**Exercise instructions:** Pull every line of the entries that has the word "инфекции".

**Data rows:**
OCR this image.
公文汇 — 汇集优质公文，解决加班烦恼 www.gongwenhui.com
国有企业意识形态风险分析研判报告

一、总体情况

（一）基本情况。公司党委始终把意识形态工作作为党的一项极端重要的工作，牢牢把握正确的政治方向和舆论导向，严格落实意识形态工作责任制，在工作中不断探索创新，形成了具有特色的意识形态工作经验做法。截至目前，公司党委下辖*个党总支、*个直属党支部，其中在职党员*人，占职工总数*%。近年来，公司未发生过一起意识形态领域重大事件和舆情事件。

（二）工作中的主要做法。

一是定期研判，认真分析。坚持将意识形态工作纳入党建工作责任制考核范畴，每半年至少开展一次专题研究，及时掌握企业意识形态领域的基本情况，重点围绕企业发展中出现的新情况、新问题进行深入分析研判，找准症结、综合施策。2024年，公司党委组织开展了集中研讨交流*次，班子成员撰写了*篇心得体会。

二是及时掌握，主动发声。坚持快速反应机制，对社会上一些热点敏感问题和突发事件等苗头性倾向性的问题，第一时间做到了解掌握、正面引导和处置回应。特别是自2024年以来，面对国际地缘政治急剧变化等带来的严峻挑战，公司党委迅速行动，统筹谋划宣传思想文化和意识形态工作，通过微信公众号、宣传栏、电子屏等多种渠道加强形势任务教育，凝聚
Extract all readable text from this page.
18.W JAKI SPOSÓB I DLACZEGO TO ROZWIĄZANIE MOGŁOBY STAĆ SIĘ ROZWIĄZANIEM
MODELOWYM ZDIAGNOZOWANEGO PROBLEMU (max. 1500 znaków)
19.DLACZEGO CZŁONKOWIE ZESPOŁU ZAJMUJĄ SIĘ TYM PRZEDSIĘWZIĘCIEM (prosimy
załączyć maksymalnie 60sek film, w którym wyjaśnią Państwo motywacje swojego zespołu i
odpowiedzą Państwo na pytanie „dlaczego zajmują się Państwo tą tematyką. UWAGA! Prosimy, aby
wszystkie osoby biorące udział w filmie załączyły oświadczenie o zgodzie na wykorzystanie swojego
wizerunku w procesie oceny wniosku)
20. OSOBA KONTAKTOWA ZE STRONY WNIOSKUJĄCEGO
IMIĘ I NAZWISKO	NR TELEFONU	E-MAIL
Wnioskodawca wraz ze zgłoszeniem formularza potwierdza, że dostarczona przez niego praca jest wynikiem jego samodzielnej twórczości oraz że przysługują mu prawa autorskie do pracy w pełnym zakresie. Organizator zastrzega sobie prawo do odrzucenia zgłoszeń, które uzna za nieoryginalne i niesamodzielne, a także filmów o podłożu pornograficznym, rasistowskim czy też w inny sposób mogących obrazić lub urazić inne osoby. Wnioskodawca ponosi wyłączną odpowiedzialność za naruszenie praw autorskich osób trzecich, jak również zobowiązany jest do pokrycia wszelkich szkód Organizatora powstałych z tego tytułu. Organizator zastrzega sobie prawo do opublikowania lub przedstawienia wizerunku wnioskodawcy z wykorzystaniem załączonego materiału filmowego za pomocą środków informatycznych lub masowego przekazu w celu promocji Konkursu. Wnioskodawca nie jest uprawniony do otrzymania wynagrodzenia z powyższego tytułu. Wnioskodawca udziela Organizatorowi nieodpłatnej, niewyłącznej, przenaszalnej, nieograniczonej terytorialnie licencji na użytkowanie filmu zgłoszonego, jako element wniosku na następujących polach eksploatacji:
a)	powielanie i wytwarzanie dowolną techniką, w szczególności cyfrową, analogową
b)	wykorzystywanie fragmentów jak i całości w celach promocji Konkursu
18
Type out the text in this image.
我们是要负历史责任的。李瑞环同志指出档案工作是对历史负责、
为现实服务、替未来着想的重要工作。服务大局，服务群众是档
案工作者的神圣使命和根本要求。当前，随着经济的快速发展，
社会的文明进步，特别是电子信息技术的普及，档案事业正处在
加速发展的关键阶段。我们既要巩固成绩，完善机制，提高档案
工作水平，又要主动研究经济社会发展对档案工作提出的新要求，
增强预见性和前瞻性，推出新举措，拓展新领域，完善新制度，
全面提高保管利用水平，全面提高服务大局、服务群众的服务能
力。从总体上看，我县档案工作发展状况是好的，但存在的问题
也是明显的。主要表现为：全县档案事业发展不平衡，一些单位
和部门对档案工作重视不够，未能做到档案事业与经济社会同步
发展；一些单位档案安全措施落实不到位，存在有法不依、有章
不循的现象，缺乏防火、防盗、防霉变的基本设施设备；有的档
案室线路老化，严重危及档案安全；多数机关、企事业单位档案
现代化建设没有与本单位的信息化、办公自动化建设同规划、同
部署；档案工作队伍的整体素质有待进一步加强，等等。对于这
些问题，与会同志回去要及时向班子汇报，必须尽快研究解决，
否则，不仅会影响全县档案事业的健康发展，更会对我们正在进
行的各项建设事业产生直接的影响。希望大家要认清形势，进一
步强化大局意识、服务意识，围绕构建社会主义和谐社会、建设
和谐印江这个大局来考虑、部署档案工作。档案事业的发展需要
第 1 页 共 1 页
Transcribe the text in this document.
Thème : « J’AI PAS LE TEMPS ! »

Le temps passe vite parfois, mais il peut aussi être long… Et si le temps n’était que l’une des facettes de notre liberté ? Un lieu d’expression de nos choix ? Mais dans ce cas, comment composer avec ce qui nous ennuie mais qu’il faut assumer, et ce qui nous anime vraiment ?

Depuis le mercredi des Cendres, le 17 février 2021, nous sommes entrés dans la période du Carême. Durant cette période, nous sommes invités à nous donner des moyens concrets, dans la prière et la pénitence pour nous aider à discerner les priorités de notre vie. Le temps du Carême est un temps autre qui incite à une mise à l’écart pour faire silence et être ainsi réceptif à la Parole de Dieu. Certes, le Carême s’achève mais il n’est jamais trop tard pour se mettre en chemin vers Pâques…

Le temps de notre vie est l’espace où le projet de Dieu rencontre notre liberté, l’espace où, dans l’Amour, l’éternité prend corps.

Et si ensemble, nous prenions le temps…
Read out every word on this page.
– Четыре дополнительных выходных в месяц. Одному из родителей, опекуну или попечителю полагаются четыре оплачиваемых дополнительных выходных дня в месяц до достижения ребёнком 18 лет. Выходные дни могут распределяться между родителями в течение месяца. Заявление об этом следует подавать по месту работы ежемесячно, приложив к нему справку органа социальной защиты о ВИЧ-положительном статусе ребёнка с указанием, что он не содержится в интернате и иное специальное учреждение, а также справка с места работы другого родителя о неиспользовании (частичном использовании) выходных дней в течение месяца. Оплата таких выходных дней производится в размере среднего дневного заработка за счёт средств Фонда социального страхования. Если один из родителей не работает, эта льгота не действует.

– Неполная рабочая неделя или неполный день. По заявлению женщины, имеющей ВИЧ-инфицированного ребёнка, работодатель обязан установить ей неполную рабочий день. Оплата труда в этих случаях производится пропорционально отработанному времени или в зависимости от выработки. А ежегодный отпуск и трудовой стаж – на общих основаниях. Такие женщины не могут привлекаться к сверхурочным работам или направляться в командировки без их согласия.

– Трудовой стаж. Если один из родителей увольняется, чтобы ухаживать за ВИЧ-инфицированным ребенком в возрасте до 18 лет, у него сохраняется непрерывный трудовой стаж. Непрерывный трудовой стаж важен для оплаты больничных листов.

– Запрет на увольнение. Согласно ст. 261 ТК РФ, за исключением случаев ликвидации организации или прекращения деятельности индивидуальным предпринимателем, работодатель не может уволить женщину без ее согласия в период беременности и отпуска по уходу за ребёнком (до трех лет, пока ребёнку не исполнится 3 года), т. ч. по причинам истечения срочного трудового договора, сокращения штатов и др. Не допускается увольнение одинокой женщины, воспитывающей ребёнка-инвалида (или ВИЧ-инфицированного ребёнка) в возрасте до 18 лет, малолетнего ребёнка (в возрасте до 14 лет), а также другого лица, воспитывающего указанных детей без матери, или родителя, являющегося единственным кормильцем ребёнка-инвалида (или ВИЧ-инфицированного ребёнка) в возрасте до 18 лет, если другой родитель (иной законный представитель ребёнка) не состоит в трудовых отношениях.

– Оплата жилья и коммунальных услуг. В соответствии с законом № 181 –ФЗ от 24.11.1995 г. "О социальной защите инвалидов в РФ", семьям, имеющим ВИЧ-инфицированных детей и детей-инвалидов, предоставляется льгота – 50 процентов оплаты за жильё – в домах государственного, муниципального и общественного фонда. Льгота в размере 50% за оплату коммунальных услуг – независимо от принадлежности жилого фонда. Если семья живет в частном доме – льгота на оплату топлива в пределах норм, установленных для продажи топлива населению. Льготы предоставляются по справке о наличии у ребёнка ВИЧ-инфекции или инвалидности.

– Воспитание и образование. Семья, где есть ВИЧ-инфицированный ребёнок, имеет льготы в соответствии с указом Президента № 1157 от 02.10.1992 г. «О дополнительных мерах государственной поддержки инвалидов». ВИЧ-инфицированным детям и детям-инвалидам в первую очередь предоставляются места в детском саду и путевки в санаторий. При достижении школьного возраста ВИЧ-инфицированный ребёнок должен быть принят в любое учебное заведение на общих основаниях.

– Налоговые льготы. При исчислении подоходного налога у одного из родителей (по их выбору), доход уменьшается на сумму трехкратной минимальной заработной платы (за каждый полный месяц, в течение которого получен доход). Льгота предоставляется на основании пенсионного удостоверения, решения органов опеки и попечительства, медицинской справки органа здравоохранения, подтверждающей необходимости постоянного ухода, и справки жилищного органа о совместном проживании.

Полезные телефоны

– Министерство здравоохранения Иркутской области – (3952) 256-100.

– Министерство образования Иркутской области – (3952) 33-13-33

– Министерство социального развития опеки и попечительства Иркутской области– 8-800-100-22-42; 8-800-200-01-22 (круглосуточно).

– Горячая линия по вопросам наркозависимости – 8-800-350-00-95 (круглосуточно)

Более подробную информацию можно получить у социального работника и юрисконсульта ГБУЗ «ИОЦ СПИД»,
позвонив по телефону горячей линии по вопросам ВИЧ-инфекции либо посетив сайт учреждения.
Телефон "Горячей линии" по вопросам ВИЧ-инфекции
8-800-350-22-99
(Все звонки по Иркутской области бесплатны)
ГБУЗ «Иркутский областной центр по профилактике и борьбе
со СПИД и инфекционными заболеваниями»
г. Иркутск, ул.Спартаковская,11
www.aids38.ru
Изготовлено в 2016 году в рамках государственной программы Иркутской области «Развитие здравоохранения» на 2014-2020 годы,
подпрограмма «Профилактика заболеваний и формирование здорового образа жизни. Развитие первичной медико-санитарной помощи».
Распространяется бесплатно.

**Completed exercise:**
– Оплата жилья и коммунальных услуг. В соответствии с законом № 181 –ФЗ от 24.11.1995 г. "О социальной защите инвалидов в РФ", семьям, имеющим ВИЧ-инфицированных детей и детей-инвалидов, предоставляется льгота – 50 процентов оплаты за жильё – в домах государственного, муниципального и общественного фонда. Льгота в размере 50% за оплату коммунальных услуг – независимо от принадлежности жилого фонда. Если семья живет в частном доме – льгота на оплату топлива в пределах норм, установленных для продажи топлива населению. Льготы предоставляются по справке о наличии у ребёнка ВИЧ-инфекции или инвалидности.
позвонив по телефону горячей линии по вопросам ВИЧ-инфекции либо посетив сайт учреждения.
Телефон "Горячей линии" по вопросам ВИЧ-инфекции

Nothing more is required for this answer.